▶ Work to complete
Locate each line in the records containing "with". Copy it.

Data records
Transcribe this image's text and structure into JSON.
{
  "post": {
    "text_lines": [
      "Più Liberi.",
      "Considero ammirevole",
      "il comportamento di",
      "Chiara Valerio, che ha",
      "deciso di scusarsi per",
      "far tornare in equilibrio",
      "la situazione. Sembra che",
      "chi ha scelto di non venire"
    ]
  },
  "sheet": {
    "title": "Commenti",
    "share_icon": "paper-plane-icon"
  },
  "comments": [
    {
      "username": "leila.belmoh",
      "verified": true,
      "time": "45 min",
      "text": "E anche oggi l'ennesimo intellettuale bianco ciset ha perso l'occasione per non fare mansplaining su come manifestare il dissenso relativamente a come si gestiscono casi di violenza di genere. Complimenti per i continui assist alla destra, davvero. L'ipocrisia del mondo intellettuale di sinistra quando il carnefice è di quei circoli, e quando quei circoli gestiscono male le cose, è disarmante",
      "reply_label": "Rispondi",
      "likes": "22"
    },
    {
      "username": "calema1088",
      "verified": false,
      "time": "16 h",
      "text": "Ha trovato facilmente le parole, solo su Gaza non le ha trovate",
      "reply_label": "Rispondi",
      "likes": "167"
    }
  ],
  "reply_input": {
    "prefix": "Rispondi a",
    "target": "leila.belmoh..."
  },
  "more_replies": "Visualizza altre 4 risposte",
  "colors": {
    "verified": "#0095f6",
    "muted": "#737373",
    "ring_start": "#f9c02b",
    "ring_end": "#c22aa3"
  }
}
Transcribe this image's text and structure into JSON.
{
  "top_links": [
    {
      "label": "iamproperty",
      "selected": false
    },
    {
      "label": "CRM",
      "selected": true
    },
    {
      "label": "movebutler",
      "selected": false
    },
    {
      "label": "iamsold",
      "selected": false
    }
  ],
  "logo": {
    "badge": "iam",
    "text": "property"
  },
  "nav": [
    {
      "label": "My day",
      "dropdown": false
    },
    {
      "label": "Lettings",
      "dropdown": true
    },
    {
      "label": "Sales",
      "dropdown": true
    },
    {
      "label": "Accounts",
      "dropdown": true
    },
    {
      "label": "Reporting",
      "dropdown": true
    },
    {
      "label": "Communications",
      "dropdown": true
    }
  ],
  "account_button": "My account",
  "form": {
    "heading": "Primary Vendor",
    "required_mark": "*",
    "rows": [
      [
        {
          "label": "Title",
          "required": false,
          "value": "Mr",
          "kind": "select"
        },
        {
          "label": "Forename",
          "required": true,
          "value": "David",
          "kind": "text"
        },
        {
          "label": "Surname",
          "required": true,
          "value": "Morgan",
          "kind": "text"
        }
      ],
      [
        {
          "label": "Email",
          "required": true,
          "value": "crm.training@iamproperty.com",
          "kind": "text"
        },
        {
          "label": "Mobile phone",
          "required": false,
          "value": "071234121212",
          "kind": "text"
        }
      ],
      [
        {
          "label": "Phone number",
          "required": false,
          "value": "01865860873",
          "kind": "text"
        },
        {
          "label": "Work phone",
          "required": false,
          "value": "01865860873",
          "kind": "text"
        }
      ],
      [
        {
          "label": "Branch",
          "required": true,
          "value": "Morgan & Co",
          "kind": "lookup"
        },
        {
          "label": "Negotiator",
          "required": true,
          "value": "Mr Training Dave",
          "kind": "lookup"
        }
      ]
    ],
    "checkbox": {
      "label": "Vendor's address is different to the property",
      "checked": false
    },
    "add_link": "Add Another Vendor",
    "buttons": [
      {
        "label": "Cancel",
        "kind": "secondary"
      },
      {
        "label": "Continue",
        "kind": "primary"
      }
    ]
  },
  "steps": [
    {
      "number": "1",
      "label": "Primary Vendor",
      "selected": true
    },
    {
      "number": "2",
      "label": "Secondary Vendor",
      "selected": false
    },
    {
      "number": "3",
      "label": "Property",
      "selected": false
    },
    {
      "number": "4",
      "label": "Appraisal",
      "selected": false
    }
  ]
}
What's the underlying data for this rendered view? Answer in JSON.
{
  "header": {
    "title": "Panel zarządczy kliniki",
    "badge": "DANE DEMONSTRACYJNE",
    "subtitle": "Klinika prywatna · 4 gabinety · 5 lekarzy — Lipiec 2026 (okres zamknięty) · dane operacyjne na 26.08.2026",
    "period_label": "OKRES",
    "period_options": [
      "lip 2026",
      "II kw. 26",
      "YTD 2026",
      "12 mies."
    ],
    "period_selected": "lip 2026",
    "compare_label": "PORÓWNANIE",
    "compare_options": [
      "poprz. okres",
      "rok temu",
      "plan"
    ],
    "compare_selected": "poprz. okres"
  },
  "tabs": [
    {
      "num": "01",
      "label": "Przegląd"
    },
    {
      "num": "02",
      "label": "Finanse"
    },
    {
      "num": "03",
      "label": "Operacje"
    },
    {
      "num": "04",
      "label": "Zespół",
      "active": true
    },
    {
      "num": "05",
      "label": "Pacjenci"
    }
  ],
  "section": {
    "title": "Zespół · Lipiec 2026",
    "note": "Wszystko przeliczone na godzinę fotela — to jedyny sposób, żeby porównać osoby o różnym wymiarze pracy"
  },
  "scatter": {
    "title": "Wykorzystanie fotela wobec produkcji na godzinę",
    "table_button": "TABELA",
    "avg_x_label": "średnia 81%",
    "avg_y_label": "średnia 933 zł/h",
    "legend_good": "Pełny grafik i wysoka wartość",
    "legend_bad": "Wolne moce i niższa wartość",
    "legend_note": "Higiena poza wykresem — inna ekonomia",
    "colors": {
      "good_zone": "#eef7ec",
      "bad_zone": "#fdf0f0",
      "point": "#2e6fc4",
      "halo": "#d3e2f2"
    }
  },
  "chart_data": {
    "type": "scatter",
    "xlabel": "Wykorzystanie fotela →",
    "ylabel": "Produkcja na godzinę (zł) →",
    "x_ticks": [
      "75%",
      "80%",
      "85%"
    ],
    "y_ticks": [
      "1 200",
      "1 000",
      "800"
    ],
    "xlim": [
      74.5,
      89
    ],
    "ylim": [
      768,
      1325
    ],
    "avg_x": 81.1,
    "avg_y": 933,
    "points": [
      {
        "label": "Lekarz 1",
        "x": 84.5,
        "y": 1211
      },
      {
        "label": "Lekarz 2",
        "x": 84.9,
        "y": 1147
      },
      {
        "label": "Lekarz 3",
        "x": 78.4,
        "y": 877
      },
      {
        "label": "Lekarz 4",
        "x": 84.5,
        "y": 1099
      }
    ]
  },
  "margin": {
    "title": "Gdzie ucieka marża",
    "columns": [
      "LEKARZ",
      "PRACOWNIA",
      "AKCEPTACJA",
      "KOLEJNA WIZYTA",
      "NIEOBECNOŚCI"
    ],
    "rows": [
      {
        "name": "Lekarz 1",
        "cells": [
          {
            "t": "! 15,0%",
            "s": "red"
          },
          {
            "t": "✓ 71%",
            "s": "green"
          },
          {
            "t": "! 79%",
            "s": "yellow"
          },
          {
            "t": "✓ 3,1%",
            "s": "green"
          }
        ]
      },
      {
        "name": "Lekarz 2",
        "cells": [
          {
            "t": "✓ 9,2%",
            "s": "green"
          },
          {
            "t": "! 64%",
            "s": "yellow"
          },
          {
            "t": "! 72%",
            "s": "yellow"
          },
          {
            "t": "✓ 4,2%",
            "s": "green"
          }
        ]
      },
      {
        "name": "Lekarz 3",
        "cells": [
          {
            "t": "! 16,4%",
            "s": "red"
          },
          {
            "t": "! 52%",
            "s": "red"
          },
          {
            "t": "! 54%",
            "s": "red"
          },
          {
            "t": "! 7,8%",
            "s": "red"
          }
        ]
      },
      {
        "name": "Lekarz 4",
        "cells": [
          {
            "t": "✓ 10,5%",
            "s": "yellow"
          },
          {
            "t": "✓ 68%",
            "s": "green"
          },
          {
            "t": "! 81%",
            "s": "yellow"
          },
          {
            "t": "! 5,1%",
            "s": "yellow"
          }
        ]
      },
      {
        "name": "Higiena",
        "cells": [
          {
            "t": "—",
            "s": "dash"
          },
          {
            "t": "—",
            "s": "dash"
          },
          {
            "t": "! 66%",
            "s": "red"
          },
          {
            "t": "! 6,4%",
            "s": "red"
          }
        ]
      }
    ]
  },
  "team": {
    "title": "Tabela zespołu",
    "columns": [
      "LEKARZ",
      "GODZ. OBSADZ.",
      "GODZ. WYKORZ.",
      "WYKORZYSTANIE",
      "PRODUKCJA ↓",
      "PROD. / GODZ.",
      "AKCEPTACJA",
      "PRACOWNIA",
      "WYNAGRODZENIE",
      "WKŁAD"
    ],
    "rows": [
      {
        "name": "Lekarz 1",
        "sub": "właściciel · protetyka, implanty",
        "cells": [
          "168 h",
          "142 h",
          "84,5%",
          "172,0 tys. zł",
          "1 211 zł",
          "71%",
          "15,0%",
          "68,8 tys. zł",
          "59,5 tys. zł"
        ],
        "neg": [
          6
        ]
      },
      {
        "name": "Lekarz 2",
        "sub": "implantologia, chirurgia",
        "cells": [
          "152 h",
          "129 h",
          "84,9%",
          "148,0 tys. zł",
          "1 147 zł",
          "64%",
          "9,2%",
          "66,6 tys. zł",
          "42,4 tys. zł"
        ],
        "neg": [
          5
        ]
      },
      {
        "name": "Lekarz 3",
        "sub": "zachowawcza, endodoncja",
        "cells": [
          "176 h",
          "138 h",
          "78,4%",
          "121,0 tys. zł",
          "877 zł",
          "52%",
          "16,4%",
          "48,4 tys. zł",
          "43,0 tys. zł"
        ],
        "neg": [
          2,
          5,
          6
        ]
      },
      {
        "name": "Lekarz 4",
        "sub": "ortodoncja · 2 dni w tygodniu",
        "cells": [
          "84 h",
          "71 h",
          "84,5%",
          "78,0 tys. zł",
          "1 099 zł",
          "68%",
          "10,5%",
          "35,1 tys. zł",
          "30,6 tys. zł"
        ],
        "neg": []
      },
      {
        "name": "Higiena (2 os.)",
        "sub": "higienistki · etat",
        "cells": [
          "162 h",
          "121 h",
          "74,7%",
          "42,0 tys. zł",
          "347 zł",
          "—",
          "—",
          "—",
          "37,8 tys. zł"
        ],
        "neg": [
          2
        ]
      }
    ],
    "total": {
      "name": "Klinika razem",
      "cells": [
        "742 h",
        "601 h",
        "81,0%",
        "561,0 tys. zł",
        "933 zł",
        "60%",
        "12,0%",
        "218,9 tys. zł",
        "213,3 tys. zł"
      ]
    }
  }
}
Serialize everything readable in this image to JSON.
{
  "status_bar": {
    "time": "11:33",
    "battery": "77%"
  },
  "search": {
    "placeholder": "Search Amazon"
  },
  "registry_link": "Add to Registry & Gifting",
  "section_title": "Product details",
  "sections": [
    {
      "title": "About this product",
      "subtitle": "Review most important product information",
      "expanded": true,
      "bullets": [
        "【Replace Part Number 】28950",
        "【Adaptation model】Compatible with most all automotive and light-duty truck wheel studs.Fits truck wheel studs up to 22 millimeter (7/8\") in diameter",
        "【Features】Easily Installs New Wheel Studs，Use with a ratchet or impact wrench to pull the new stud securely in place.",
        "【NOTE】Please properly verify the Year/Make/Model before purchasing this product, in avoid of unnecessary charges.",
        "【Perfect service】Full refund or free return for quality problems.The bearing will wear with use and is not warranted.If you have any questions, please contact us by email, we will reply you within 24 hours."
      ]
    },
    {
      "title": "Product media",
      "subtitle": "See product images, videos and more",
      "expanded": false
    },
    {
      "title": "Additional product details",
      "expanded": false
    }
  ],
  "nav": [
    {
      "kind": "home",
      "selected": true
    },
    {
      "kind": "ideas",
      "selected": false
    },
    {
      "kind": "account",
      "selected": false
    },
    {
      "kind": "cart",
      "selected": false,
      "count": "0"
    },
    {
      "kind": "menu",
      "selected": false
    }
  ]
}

▶ Reply to the exercise
        "【Adaptation model】Compatible with most all automotive and light-duty truck wheel studs.Fits truck wheel studs up to 22 millimeter (7/8\") in diameter",
        "【Features】Easily Installs New Wheel Studs，Use with a ratchet or impact wrench to pull the new stud securely in place.",
        "【Perfect service】Full refund or free return for quality problems.The bearing will wear with use and is not warranted.If you have any questions, please contact us by email, we will reply you within 24 hours."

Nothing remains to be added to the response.